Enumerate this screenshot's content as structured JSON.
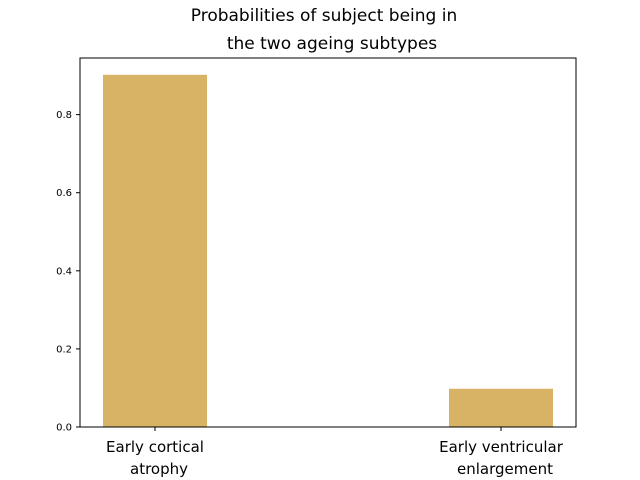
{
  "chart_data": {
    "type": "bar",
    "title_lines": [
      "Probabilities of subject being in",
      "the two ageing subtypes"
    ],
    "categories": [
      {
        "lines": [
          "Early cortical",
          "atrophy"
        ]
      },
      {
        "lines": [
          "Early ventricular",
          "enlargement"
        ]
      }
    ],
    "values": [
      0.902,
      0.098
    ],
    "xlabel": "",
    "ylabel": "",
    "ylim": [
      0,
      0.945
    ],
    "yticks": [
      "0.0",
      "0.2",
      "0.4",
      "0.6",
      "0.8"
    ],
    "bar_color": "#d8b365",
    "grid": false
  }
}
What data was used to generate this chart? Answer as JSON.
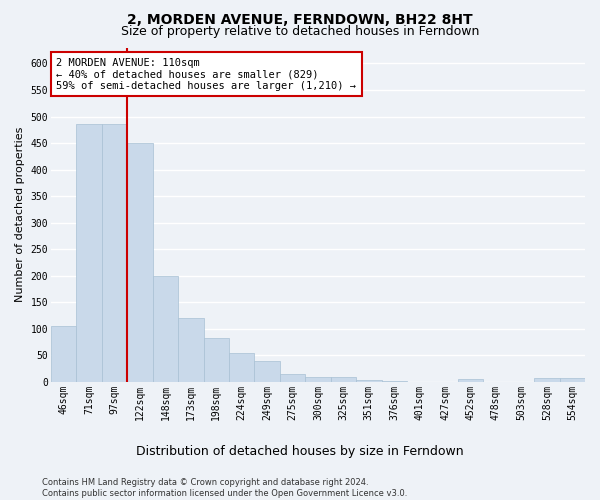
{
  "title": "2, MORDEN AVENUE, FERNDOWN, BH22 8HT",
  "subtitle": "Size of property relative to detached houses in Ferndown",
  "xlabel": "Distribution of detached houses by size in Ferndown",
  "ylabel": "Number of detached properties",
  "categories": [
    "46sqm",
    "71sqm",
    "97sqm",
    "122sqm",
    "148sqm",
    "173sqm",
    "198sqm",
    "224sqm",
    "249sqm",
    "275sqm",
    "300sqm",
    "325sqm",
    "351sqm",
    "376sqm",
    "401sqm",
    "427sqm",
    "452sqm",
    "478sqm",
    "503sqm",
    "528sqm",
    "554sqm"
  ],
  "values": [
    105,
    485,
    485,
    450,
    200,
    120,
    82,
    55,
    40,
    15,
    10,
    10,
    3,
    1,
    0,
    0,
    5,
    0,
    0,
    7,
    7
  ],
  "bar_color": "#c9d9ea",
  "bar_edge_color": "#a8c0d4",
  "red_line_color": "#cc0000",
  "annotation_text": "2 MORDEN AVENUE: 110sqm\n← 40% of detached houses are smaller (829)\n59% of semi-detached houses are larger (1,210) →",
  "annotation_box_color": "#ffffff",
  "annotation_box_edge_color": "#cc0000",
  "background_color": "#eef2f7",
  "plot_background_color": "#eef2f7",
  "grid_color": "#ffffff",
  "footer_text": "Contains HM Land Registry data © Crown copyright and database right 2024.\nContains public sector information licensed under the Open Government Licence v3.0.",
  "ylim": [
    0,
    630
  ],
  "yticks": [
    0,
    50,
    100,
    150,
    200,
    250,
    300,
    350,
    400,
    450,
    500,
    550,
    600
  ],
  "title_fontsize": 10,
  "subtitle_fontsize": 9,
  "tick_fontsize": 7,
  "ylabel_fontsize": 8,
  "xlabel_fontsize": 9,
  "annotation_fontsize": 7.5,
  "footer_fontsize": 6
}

■ ■ ■ ■

What you will do — Go back to the records above and write them out exactly, without the pictures.

Reply —
Enumerate this screenshot's content as structured JSON.
{
  "chart_data": {
    "type": "bar",
    "title_lines": [
      "Probabilities of subject being in",
      "the two ageing subtypes"
    ],
    "categories": [
      {
        "lines": [
          "Early cortical",
          "atrophy"
        ]
      },
      {
        "lines": [
          "Early ventricular",
          "enlargement"
        ]
      }
    ],
    "values": [
      0.902,
      0.098
    ],
    "xlabel": "",
    "ylabel": "",
    "ylim": [
      0,
      0.945
    ],
    "yticks": [
      "0.0",
      "0.2",
      "0.4",
      "0.6",
      "0.8"
    ],
    "bar_color": "#d8b365",
    "grid": false
  }
}
What data was used to generate this chart? Answer as JSON.
{
  "title": "2, MORDEN AVENUE, FERNDOWN, BH22 8HT",
  "subtitle": "Size of property relative to detached houses in Ferndown",
  "xlabel": "Distribution of detached houses by size in Ferndown",
  "ylabel": "Number of detached properties",
  "categories": [
    "46sqm",
    "71sqm",
    "97sqm",
    "122sqm",
    "148sqm",
    "173sqm",
    "198sqm",
    "224sqm",
    "249sqm",
    "275sqm",
    "300sqm",
    "325sqm",
    "351sqm",
    "376sqm",
    "401sqm",
    "427sqm",
    "452sqm",
    "478sqm",
    "503sqm",
    "528sqm",
    "554sqm"
  ],
  "values": [
    105,
    485,
    485,
    450,
    200,
    120,
    82,
    55,
    40,
    15,
    10,
    10,
    3,
    1,
    0,
    0,
    5,
    0,
    0,
    7,
    7
  ],
  "bar_color": "#c9d9ea",
  "bar_edge_color": "#a8c0d4",
  "red_line_color": "#cc0000",
  "annotation_text": "2 MORDEN AVENUE: 110sqm\n← 40% of detached houses are smaller (829)\n59% of semi-detached houses are larger (1,210) →",
  "annotation_box_color": "#ffffff",
  "annotation_box_edge_color": "#cc0000",
  "background_color": "#eef2f7",
  "plot_background_color": "#eef2f7",
  "grid_color": "#ffffff",
  "footer_text": "Contains HM Land Registry data © Crown copyright and database right 2024.\nContains public sector information licensed under the Open Government Licence v3.0.",
  "ylim": [
    0,
    630
  ],
  "yticks": [
    0,
    50,
    100,
    150,
    200,
    250,
    300,
    350,
    400,
    450,
    500,
    550,
    600
  ],
  "title_fontsize": 10,
  "subtitle_fontsize": 9,
  "tick_fontsize": 7,
  "ylabel_fontsize": 8,
  "xlabel_fontsize": 9,
  "annotation_fontsize": 7.5,
  "footer_fontsize": 6
}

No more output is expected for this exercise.